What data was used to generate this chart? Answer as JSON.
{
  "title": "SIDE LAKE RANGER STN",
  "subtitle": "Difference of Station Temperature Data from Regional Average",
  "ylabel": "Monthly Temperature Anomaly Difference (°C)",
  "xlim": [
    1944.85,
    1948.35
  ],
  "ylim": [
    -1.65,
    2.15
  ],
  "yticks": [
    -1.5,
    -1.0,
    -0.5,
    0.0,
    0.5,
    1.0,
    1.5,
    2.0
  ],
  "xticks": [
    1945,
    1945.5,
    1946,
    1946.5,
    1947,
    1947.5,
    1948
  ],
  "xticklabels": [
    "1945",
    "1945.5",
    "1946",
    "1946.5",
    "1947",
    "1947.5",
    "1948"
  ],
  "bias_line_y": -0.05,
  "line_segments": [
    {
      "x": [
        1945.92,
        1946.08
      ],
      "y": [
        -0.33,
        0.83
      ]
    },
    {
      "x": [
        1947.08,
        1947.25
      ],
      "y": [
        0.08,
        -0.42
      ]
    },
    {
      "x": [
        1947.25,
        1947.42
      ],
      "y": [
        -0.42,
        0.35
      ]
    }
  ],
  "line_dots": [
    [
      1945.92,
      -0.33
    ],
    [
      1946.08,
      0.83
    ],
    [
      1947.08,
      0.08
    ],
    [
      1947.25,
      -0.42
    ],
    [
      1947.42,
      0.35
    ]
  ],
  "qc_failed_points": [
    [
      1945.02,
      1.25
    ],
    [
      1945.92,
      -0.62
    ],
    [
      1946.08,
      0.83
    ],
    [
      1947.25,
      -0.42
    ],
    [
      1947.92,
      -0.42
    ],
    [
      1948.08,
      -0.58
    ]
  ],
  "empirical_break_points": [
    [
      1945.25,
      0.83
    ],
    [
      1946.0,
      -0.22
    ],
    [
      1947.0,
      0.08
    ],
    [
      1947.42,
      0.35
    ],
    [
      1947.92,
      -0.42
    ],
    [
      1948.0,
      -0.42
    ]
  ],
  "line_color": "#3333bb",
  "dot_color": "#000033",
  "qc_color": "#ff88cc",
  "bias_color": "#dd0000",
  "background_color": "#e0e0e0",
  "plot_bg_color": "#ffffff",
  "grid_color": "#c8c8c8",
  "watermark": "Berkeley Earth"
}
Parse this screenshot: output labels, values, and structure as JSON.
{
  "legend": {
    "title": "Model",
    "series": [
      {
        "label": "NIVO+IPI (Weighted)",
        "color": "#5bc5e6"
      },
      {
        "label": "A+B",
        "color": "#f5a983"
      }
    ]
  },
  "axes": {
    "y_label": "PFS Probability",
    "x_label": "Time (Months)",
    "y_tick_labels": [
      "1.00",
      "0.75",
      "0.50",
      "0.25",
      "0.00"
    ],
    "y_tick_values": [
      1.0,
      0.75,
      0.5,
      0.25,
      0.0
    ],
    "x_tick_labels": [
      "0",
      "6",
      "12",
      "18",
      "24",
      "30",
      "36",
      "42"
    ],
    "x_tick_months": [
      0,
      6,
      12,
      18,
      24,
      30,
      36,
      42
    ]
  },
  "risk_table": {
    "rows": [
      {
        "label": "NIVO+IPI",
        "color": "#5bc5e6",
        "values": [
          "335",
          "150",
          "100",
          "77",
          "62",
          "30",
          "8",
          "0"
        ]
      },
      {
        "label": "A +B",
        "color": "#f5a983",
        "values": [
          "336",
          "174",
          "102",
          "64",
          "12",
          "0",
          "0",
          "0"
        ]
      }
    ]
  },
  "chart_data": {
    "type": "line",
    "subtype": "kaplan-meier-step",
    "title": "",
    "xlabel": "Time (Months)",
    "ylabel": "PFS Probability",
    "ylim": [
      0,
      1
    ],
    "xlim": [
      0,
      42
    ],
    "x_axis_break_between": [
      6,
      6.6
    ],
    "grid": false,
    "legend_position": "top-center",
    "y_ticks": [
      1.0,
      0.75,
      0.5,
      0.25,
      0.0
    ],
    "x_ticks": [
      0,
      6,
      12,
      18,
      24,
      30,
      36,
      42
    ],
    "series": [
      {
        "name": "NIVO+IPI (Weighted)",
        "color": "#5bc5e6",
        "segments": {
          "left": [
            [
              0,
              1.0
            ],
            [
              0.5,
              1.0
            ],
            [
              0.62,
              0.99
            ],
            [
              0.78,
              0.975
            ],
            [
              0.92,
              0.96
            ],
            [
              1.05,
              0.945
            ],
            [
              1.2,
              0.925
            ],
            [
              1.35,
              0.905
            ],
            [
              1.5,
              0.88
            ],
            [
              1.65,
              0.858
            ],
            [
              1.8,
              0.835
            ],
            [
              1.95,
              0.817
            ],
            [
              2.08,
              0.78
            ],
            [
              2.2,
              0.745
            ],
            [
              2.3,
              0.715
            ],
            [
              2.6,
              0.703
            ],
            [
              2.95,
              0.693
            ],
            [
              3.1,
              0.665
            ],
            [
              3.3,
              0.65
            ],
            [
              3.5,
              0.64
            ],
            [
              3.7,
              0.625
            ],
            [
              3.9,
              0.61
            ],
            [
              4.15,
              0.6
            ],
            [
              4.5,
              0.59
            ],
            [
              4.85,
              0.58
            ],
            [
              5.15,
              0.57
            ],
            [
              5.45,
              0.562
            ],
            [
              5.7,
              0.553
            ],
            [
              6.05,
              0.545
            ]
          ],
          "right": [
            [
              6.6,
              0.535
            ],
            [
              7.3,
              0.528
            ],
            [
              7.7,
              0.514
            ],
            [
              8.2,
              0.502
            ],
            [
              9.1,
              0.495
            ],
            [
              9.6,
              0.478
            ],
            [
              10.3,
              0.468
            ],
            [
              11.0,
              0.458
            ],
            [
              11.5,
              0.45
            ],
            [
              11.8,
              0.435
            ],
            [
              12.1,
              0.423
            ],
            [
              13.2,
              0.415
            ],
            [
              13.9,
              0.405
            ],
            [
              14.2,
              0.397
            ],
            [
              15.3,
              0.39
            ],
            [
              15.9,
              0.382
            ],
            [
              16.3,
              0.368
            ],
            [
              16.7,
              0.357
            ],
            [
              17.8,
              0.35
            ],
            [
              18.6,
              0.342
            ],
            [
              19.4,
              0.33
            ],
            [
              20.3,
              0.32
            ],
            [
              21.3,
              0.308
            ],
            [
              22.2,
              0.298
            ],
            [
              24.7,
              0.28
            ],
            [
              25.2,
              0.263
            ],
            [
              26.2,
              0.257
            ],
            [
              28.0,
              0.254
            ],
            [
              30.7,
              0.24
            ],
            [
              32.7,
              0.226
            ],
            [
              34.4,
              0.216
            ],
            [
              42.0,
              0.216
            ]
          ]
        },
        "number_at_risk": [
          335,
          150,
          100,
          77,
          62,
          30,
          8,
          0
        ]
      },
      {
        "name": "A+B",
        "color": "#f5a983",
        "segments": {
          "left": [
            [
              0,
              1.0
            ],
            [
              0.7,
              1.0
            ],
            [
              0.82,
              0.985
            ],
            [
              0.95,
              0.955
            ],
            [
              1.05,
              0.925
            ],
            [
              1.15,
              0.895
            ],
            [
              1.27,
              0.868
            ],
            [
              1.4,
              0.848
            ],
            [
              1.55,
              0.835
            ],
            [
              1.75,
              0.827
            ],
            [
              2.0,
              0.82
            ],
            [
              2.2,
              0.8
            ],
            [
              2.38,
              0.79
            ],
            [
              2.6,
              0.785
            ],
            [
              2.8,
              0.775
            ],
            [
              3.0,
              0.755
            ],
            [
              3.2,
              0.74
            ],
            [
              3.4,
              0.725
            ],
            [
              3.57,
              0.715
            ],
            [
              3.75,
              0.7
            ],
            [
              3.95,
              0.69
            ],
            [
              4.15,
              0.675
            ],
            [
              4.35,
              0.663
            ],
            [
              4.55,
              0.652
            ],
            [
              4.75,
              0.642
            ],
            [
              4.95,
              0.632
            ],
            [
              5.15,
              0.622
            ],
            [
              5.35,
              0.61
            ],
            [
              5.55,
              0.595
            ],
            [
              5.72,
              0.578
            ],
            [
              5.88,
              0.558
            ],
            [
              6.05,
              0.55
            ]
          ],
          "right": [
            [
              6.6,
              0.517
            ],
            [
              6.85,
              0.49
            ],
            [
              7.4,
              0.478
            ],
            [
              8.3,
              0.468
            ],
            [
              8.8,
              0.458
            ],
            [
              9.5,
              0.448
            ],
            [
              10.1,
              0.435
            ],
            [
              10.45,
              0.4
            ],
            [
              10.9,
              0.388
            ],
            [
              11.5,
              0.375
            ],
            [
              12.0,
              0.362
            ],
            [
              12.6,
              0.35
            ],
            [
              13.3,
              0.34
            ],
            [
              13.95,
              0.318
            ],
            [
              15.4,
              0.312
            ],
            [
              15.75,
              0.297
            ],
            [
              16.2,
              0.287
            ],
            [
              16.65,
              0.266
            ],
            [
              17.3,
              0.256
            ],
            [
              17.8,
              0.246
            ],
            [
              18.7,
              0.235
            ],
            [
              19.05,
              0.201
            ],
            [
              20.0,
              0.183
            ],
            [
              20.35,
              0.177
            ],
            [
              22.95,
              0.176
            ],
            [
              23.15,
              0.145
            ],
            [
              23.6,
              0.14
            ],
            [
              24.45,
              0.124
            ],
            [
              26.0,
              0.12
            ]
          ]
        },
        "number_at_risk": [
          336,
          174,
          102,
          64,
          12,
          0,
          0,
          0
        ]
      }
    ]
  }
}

...

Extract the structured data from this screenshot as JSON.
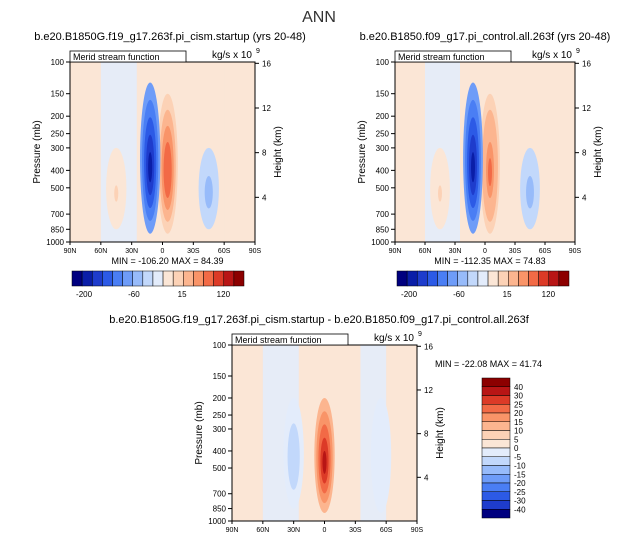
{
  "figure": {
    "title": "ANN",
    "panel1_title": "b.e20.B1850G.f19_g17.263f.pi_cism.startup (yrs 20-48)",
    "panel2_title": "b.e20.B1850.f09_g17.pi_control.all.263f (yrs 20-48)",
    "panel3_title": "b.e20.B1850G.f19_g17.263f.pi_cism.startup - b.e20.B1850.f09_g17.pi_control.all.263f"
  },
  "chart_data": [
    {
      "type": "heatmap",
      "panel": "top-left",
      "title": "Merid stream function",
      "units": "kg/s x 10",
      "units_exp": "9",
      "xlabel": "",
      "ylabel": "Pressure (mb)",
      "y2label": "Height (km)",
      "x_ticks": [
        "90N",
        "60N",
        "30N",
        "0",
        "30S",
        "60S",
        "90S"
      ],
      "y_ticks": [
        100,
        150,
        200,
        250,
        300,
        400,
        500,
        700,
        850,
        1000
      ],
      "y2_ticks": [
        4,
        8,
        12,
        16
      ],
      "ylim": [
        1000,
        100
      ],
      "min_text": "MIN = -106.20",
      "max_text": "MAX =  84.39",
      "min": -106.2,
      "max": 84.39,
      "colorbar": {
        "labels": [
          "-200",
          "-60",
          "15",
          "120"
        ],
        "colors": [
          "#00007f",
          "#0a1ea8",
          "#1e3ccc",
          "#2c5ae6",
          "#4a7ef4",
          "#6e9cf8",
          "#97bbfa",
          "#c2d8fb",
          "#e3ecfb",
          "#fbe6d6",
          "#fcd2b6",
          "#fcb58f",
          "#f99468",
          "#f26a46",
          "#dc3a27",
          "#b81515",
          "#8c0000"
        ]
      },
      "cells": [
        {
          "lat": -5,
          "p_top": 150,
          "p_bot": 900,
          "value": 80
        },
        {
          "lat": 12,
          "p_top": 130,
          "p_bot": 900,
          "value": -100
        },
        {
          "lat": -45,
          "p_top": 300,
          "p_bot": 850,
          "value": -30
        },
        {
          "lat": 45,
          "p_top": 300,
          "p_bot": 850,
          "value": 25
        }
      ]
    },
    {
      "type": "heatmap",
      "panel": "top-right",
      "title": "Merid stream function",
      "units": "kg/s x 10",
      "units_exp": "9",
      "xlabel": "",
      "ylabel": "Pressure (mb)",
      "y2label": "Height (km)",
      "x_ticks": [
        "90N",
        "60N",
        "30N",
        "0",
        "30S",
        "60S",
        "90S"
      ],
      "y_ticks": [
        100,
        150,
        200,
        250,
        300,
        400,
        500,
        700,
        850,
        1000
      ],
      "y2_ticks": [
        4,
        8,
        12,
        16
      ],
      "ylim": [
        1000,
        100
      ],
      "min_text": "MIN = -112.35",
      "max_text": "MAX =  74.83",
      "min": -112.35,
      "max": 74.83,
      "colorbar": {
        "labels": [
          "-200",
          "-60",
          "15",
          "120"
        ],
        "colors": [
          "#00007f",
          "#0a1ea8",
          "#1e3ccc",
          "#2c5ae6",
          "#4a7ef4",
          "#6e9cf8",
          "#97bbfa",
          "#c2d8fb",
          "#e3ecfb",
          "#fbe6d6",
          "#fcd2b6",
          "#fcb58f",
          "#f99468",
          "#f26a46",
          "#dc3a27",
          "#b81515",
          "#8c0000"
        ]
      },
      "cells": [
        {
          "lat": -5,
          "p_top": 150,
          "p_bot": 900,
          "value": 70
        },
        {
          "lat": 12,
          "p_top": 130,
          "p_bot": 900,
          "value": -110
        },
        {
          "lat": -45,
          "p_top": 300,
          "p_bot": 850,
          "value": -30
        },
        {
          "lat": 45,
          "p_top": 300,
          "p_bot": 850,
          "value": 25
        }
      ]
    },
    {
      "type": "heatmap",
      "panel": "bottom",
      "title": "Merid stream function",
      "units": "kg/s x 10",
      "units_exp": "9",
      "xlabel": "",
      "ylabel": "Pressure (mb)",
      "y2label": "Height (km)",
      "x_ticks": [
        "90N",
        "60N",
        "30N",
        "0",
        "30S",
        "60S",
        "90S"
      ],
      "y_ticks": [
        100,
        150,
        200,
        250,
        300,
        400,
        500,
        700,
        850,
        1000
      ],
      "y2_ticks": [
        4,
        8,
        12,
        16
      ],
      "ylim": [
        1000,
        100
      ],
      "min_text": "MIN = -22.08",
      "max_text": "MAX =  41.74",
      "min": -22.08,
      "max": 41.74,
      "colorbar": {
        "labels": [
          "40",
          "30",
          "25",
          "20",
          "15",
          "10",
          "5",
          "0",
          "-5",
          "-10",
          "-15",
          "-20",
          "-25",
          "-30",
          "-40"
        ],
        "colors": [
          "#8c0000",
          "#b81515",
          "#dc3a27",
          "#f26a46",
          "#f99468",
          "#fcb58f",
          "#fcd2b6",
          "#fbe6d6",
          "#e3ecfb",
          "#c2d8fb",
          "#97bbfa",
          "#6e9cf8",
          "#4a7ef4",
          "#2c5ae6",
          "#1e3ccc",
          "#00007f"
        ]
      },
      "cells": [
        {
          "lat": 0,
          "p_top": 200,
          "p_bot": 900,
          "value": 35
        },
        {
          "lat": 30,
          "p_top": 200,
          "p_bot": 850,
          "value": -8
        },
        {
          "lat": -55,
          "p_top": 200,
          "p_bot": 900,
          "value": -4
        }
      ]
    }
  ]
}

**Exercise objective**
Tally up the lines with the word "from" in them, and answer with that number by itself.

**Expected answer**
2